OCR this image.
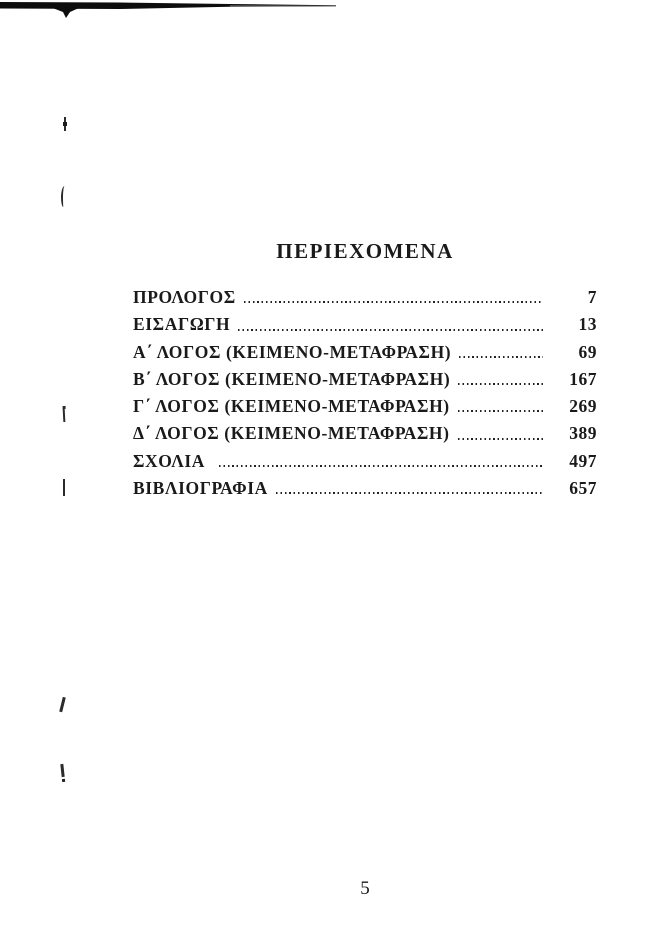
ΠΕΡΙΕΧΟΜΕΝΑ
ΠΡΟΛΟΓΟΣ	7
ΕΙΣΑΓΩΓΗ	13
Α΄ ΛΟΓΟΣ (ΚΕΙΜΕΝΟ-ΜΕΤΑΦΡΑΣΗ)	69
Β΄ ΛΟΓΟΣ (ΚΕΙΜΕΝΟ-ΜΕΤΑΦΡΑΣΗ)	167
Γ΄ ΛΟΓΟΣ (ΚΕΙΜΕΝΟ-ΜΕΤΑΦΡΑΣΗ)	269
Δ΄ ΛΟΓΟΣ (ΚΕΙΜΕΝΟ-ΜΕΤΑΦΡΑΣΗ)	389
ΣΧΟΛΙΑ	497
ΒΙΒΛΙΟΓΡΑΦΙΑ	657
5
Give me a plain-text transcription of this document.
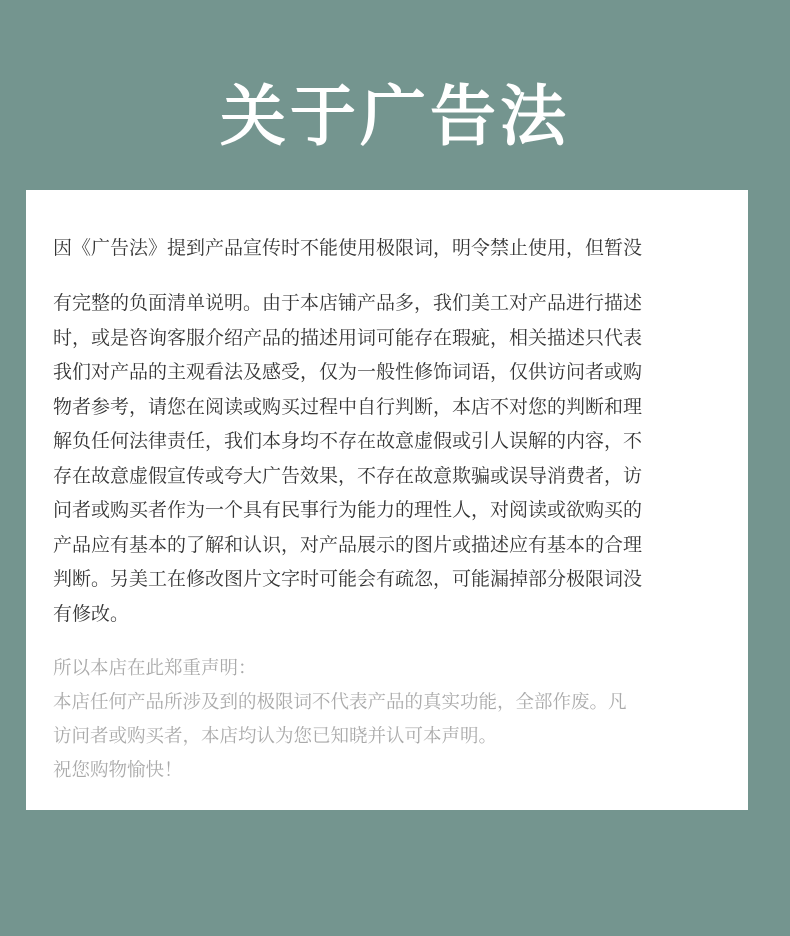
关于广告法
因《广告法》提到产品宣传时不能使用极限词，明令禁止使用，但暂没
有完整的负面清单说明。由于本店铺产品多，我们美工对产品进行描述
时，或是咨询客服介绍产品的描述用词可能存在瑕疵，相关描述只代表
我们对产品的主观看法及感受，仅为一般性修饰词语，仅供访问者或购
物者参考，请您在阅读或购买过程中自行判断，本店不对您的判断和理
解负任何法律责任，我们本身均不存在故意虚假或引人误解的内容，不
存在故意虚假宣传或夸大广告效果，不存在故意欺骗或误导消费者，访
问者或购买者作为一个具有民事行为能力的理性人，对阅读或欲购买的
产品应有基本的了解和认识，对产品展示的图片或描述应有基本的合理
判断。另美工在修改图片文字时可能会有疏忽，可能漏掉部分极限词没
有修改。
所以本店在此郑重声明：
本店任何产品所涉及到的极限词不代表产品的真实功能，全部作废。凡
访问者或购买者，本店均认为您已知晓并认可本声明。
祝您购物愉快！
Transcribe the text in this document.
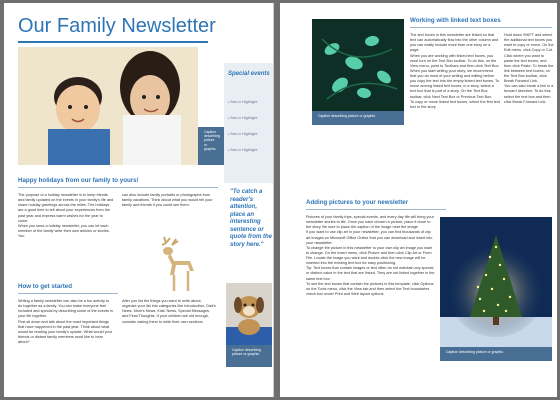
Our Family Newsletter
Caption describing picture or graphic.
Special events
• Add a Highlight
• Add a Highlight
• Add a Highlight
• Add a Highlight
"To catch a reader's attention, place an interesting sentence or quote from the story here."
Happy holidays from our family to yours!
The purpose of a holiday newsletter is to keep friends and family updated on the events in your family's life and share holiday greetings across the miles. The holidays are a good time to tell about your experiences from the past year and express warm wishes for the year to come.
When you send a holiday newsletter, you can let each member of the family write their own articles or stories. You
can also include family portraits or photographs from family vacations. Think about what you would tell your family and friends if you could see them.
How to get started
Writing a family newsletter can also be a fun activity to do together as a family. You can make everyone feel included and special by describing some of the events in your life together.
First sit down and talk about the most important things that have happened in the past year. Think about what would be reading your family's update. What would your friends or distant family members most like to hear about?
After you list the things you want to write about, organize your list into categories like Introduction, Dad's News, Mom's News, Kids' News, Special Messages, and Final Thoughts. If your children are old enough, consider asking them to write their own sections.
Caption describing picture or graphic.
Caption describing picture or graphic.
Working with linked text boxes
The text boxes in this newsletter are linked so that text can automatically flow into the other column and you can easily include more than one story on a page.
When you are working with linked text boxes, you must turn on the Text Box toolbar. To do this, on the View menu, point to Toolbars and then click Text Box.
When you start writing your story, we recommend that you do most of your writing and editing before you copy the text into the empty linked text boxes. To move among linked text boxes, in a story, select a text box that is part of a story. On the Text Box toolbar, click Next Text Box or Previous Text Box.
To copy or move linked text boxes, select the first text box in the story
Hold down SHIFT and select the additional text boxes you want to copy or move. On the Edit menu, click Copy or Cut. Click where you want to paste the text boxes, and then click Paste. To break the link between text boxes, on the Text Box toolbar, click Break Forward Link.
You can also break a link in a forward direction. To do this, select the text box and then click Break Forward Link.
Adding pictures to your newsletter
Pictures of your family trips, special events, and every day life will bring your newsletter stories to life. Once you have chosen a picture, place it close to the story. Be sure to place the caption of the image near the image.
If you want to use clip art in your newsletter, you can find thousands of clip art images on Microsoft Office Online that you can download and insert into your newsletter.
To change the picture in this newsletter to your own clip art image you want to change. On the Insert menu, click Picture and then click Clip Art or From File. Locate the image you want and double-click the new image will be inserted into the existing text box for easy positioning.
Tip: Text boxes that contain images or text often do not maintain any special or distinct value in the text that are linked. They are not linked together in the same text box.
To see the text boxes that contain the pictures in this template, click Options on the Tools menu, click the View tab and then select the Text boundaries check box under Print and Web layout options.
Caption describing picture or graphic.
== == ==
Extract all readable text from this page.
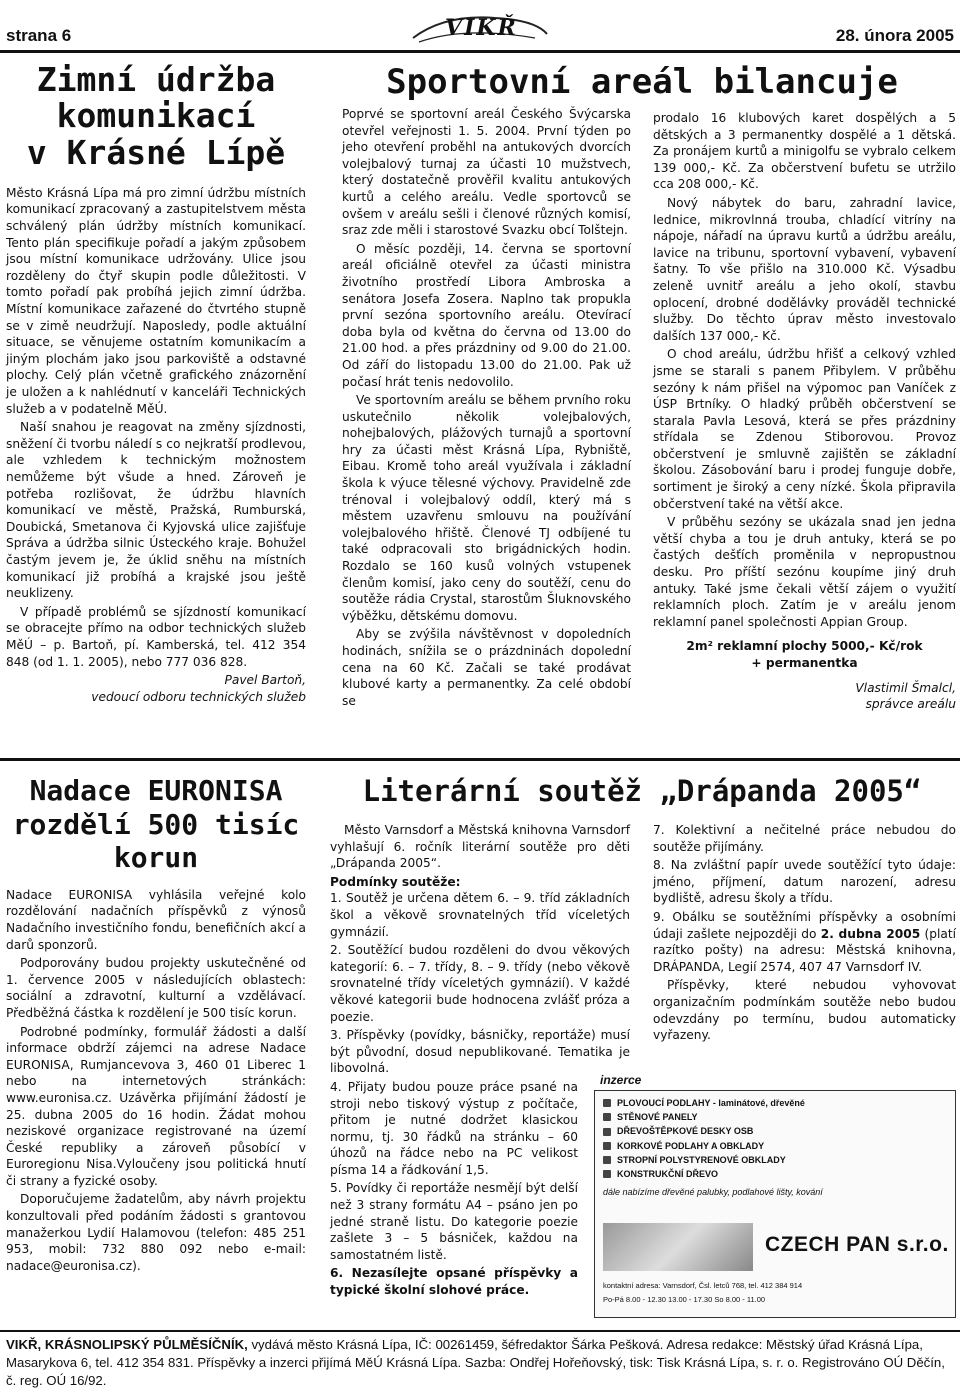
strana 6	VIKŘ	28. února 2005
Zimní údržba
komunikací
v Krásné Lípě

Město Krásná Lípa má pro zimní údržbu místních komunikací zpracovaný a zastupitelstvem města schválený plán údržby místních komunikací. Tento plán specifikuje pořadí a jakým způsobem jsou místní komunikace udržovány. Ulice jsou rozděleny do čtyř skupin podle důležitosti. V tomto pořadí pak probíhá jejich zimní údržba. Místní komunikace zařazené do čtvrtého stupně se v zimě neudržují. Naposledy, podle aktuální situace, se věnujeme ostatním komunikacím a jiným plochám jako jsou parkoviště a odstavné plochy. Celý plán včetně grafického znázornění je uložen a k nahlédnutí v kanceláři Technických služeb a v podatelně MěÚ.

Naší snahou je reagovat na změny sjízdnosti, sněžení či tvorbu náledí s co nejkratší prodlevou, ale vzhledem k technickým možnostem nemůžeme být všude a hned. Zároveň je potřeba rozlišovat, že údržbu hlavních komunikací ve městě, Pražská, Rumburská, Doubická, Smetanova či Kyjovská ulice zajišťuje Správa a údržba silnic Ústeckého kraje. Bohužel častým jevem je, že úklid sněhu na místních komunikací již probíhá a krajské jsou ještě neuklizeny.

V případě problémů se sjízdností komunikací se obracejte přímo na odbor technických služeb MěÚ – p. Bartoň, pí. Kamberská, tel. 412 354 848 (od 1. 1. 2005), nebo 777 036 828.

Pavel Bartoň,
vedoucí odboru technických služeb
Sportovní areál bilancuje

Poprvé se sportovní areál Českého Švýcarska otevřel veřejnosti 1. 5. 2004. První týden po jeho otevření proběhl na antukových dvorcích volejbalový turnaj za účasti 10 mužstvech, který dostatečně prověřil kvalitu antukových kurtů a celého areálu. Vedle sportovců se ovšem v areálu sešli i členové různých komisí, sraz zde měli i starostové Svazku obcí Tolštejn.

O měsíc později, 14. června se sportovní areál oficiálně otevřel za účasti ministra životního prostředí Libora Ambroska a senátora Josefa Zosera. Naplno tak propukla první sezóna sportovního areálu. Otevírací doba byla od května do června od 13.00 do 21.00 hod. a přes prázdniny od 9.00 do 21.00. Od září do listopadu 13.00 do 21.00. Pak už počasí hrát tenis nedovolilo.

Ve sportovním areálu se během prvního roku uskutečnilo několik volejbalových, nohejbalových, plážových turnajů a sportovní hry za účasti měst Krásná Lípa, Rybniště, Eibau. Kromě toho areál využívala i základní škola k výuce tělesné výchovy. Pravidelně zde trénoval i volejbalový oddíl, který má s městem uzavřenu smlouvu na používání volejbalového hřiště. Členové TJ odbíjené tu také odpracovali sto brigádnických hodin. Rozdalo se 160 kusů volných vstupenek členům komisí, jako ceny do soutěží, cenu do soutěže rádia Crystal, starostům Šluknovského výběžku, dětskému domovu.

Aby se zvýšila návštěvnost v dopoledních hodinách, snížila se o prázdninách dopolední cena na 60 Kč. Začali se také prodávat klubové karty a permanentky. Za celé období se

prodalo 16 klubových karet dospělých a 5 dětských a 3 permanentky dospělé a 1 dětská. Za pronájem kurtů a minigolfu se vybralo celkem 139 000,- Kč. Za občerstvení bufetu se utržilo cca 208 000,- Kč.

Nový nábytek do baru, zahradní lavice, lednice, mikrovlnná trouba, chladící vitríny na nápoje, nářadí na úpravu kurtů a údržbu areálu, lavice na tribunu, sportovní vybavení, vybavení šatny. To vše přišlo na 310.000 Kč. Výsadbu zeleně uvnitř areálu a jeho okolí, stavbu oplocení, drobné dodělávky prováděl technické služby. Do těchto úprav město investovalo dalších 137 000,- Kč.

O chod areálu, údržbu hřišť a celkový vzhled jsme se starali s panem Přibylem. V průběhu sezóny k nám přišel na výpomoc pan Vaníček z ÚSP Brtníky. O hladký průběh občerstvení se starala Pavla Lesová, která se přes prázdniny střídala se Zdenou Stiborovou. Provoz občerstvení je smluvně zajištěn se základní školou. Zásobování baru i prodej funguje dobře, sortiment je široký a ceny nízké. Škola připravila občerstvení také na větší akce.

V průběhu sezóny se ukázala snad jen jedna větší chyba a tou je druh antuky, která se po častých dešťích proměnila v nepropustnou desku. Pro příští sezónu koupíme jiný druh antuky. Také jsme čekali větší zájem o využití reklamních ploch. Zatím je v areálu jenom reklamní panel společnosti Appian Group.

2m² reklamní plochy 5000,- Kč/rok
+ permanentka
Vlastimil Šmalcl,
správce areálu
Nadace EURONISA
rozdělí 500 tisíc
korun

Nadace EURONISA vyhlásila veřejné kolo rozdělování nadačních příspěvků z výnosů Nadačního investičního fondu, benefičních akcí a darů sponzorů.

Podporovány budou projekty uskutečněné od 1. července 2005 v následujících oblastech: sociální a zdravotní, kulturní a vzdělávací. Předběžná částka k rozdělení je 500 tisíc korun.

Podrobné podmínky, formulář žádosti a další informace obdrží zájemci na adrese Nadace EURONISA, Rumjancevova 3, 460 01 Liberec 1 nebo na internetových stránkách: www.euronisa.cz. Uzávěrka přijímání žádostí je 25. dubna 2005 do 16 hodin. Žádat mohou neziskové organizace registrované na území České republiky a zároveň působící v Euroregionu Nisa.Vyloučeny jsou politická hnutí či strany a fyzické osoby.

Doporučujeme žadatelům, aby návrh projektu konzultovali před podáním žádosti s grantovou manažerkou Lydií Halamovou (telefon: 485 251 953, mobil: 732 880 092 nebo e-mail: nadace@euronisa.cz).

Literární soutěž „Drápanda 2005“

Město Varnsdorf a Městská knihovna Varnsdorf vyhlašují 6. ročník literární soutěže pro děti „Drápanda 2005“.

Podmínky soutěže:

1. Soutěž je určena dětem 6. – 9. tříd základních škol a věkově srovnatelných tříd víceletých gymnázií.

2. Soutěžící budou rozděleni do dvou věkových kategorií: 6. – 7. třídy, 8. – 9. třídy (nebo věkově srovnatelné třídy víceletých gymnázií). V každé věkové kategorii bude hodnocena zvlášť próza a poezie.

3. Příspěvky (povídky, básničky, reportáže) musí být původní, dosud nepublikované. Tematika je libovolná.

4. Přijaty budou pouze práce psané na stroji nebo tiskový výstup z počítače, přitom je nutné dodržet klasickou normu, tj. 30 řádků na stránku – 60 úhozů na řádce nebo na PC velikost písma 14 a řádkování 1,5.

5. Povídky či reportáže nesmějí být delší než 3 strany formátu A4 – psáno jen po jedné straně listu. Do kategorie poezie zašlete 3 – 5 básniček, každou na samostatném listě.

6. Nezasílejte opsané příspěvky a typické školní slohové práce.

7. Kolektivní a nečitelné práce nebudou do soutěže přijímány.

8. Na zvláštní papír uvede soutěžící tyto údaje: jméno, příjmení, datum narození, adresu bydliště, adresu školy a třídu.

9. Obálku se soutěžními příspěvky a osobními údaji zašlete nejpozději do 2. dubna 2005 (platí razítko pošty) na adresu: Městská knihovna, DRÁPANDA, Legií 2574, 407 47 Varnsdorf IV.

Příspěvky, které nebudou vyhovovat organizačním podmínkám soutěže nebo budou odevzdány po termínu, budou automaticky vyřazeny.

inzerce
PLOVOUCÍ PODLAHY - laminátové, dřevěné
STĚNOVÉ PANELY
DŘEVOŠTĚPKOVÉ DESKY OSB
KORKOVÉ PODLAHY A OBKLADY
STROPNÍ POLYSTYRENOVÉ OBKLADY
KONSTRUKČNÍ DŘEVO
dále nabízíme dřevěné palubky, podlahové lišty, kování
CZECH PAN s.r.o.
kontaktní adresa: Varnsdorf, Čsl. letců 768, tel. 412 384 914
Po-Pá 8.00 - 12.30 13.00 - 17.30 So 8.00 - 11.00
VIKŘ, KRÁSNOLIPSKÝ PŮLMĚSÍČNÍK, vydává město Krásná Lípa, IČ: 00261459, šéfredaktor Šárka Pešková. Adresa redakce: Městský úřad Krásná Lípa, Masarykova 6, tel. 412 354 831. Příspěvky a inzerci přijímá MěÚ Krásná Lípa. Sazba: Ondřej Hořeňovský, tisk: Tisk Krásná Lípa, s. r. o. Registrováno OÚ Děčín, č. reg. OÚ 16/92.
== == ==
=== EXERCISE AIM ===
Select and copy every line of the material that holds the string "občerstvení".

=== CORRECT RESPONSE ===
prodalo 16 klubových karet dospělých a 5 dětských a 3 permanentky dospělé a 1 dětská. Za pronájem kurtů a minigolfu se vybralo celkem 139 000,- Kč. Za občerstvení bufetu se utržilo cca 208 000,- Kč.
O chod areálu, údržbu hřišť a celkový vzhled jsme se starali s panem Přibylem. V průběhu sezóny k nám přišel na výpomoc pan Vaníček z ÚSP Brtníky. O hladký průběh občerstvení se starala Pavla Lesová, která se přes prázdniny střídala se Zdenou Stiborovou. Provoz občerstvení je smluvně zajištěn se základní školou. Zásobování baru i prodej funguje dobře, sortiment je široký a ceny nízké. Škola připravila občerstvení také na větší akce.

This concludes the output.